[Your objective] Word for word, repeat the entries, minus the pictures.

[Given records]

>>>>>

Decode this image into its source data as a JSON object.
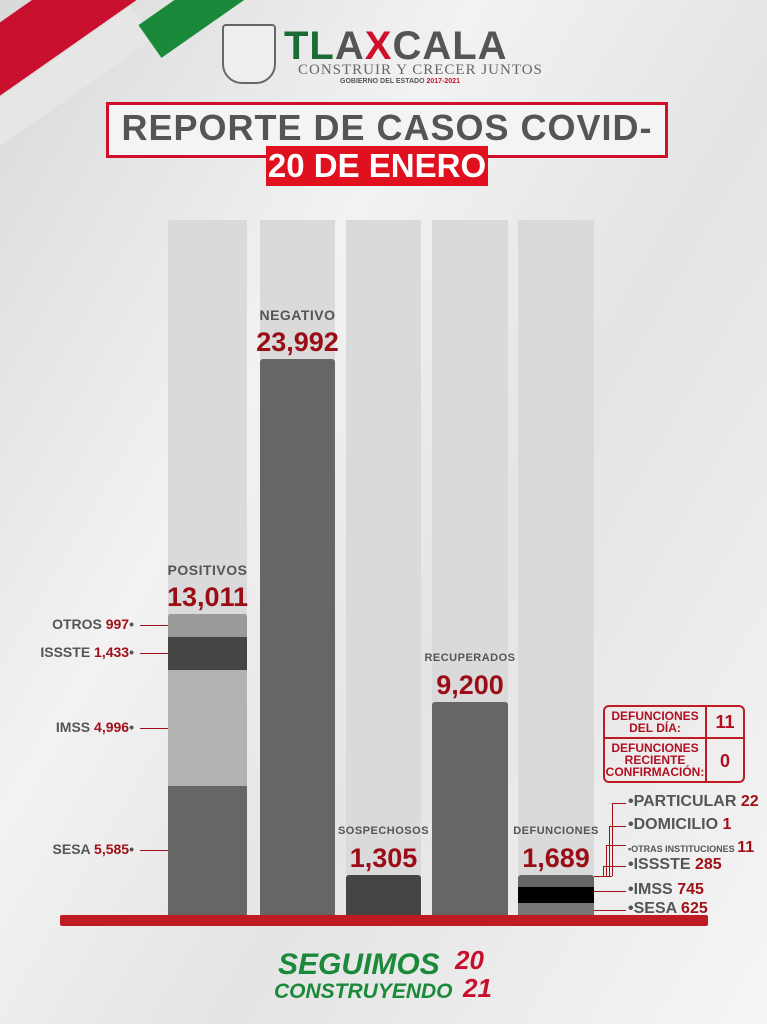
{
  "header": {
    "logo_text": "TLAXCALA",
    "slogan": "CONSTRUIR Y CRECER JUNTOS",
    "gobierno": "GOBIERNO DEL ESTADO",
    "periodo": "2017-2021",
    "title": "REPORTE DE CASOS COVID-19",
    "date": "20 DE ENERO"
  },
  "chart_data": {
    "type": "bar",
    "categories": [
      "POSITIVOS",
      "NEGATIVO",
      "SOSPECHOSOS",
      "RECUPERADOS",
      "DEFUNCIONES"
    ],
    "values": [
      13011,
      23992,
      1305,
      9200,
      1689
    ],
    "value_labels": [
      "13,011",
      "23,992",
      "1,305",
      "9,200",
      "1,689"
    ],
    "ylim": [
      0,
      30000
    ],
    "positivos_breakdown": [
      {
        "name": "OTROS",
        "value": 997,
        "label": "997",
        "color": "#9a9a9a"
      },
      {
        "name": "ISSSTE",
        "value": 1433,
        "label": "1,433",
        "color": "#454545"
      },
      {
        "name": "IMSS",
        "value": 4996,
        "label": "4,996",
        "color": "#b2b2b2"
      },
      {
        "name": "SESA",
        "value": 5585,
        "label": "5,585",
        "color": "#666666"
      }
    ],
    "defunciones_breakdown": [
      {
        "name": "PARTICULAR",
        "value": 22,
        "label": "22"
      },
      {
        "name": "DOMICILIO",
        "value": 1,
        "label": "1"
      },
      {
        "name": "OTRAS INSTITUCIONES",
        "value": 11,
        "label": "11"
      },
      {
        "name": "ISSSTE",
        "value": 285,
        "label": "285"
      },
      {
        "name": "IMSS",
        "value": 745,
        "label": "745"
      },
      {
        "name": "SESA",
        "value": 625,
        "label": "625"
      }
    ],
    "bar_colors": [
      "#666666",
      "#666666",
      "#444444",
      "#666666",
      "#666666"
    ]
  },
  "defunciones_box": {
    "dia_label1": "DEFUNCIONES",
    "dia_label2": "DEL DÍA:",
    "dia_value": "11",
    "rec_label1": "DEFUNCIONES",
    "rec_label2": "RECIENTE",
    "rec_label3": "CONFIRMACIÓN:",
    "rec_value": "0"
  },
  "footer": {
    "line1": "SEGUIMOS",
    "line2": "CONSTRUYENDO",
    "year1": "20",
    "year2": "21"
  },
  "colors": {
    "accent_red": "#c8102e",
    "accent_green": "#1a8a3a",
    "value_red": "#9b0d16"
  }
}
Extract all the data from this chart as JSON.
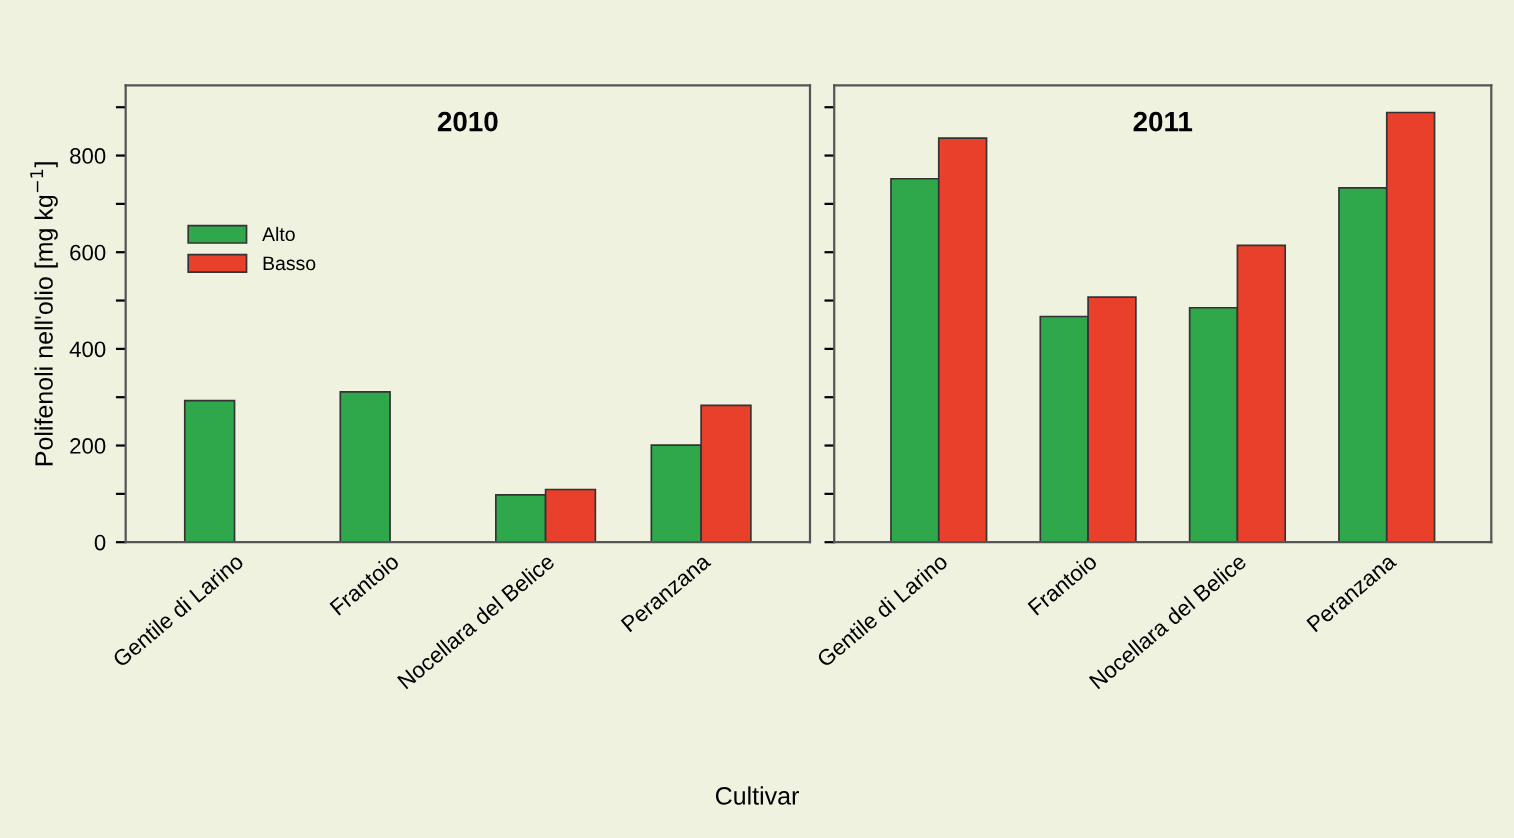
{
  "chart_data": [
    {
      "type": "bar",
      "title": "2010",
      "ylabel": "Polifenoli nell'olio [mg kg$^{−1}$]",
      "xlabel": "Cultivar",
      "categories": [
        "Gentile di Larino",
        "Frantoio",
        "Nocellara del Belice",
        "Peranzana"
      ],
      "series": [
        {
          "name": "Alto",
          "color": "#2ea84a",
          "values": [
            293,
            311,
            98,
            201
          ]
        },
        {
          "name": "Basso",
          "color": "#e8402a",
          "values": [
            null,
            null,
            109,
            283
          ]
        }
      ],
      "ylim": [
        0,
        945
      ],
      "yticks": [
        0,
        {
          "value": 100,
          "label": null
        },
        200,
        {
          "value": 300,
          "label": null
        },
        400,
        {
          "value": 500,
          "label": null
        },
        600,
        {
          "value": 700,
          "label": null
        },
        800,
        {
          "value": 900,
          "label": null
        }
      ],
      "legend": "top left",
      "grid": false
    },
    {
      "type": "bar",
      "title": "2011",
      "categories": [
        "Gentile di Larino",
        "Frantoio",
        "Nocellara del Belice",
        "Peranzana"
      ],
      "series": [
        {
          "color": "#2ea84a",
          "values": [
            752,
            467,
            485,
            733
          ]
        },
        {
          "color": "#e8402a",
          "values": [
            836,
            507,
            614,
            889
          ]
        }
      ],
      "ylim": [
        0,
        945
      ],
      "yticks": [
        0,
        {
          "value": 100,
          "label": null
        },
        200,
        {
          "value": 300,
          "label": null
        },
        400,
        {
          "value": 500,
          "label": null
        },
        600,
        {
          "value": 700,
          "label": null
        },
        800,
        {
          "value": 900,
          "label": null
        }
      ],
      "tick_labels": "x",
      "grid": false
    }
  ]
}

<<<<<

[Worked answer]
Decode this image into its source data as a JSON object.
{
  "header": {
    "logo_text": "TLAXCALA",
    "slogan": "CONSTRUIR Y CRECER JUNTOS",
    "gobierno": "GOBIERNO DEL ESTADO",
    "periodo": "2017-2021",
    "title": "REPORTE DE CASOS COVID-19",
    "date": "20 DE ENERO"
  },
  "chart_data": {
    "type": "bar",
    "categories": [
      "POSITIVOS",
      "NEGATIVO",
      "SOSPECHOSOS",
      "RECUPERADOS",
      "DEFUNCIONES"
    ],
    "values": [
      13011,
      23992,
      1305,
      9200,
      1689
    ],
    "value_labels": [
      "13,011",
      "23,992",
      "1,305",
      "9,200",
      "1,689"
    ],
    "ylim": [
      0,
      30000
    ],
    "positivos_breakdown": [
      {
        "name": "OTROS",
        "value": 997,
        "label": "997",
        "color": "#9a9a9a"
      },
      {
        "name": "ISSSTE",
        "value": 1433,
        "label": "1,433",
        "color": "#454545"
      },
      {
        "name": "IMSS",
        "value": 4996,
        "label": "4,996",
        "color": "#b2b2b2"
      },
      {
        "name": "SESA",
        "value": 5585,
        "label": "5,585",
        "color": "#666666"
      }
    ],
    "defunciones_breakdown": [
      {
        "name": "PARTICULAR",
        "value": 22,
        "label": "22"
      },
      {
        "name": "DOMICILIO",
        "value": 1,
        "label": "1"
      },
      {
        "name": "OTRAS INSTITUCIONES",
        "value": 11,
        "label": "11"
      },
      {
        "name": "ISSSTE",
        "value": 285,
        "label": "285"
      },
      {
        "name": "IMSS",
        "value": 745,
        "label": "745"
      },
      {
        "name": "SESA",
        "value": 625,
        "label": "625"
      }
    ],
    "bar_colors": [
      "#666666",
      "#666666",
      "#444444",
      "#666666",
      "#666666"
    ]
  },
  "defunciones_box": {
    "dia_label1": "DEFUNCIONES",
    "dia_label2": "DEL DÍA:",
    "dia_value": "11",
    "rec_label1": "DEFUNCIONES",
    "rec_label2": "RECIENTE",
    "rec_label3": "CONFIRMACIÓN:",
    "rec_value": "0"
  },
  "footer": {
    "line1": "SEGUIMOS",
    "line2": "CONSTRUYENDO",
    "year1": "20",
    "year2": "21"
  },
  "colors": {
    "accent_red": "#c8102e",
    "accent_green": "#1a8a3a",
    "value_red": "#9b0d16"
  }
}
Extract all the data from this chart as JSON.
{
  "chart_data": [
    {
      "type": "bar",
      "title": "2010",
      "ylabel": "Polifenoli nell'olio [mg kg$^{−1}$]",
      "xlabel": "Cultivar",
      "categories": [
        "Gentile di Larino",
        "Frantoio",
        "Nocellara del Belice",
        "Peranzana"
      ],
      "series": [
        {
          "name": "Alto",
          "color": "#2ea84a",
          "values": [
            293,
            311,
            98,
            201
          ]
        },
        {
          "name": "Basso",
          "color": "#e8402a",
          "values": [
            null,
            null,
            109,
            283
          ]
        }
      ],
      "ylim": [
        0,
        945
      ],
      "yticks": [
        0,
        {
          "value": 100,
          "label": null
        },
        200,
        {
          "value": 300,
          "label": null
        },
        400,
        {
          "value": 500,
          "label": null
        },
        600,
        {
          "value": 700,
          "label": null
        },
        800,
        {
          "value": 900,
          "label": null
        }
      ],
      "legend": "top left",
      "grid": false
    },
    {
      "type": "bar",
      "title": "2011",
      "categories": [
        "Gentile di Larino",
        "Frantoio",
        "Nocellara del Belice",
        "Peranzana"
      ],
      "series": [
        {
          "color": "#2ea84a",
          "values": [
            752,
            467,
            485,
            733
          ]
        },
        {
          "color": "#e8402a",
          "values": [
            836,
            507,
            614,
            889
          ]
        }
      ],
      "ylim": [
        0,
        945
      ],
      "yticks": [
        0,
        {
          "value": 100,
          "label": null
        },
        200,
        {
          "value": 300,
          "label": null
        },
        400,
        {
          "value": 500,
          "label": null
        },
        600,
        {
          "value": 700,
          "label": null
        },
        800,
        {
          "value": 900,
          "label": null
        }
      ],
      "tick_labels": "x",
      "grid": false
    }
  ]
}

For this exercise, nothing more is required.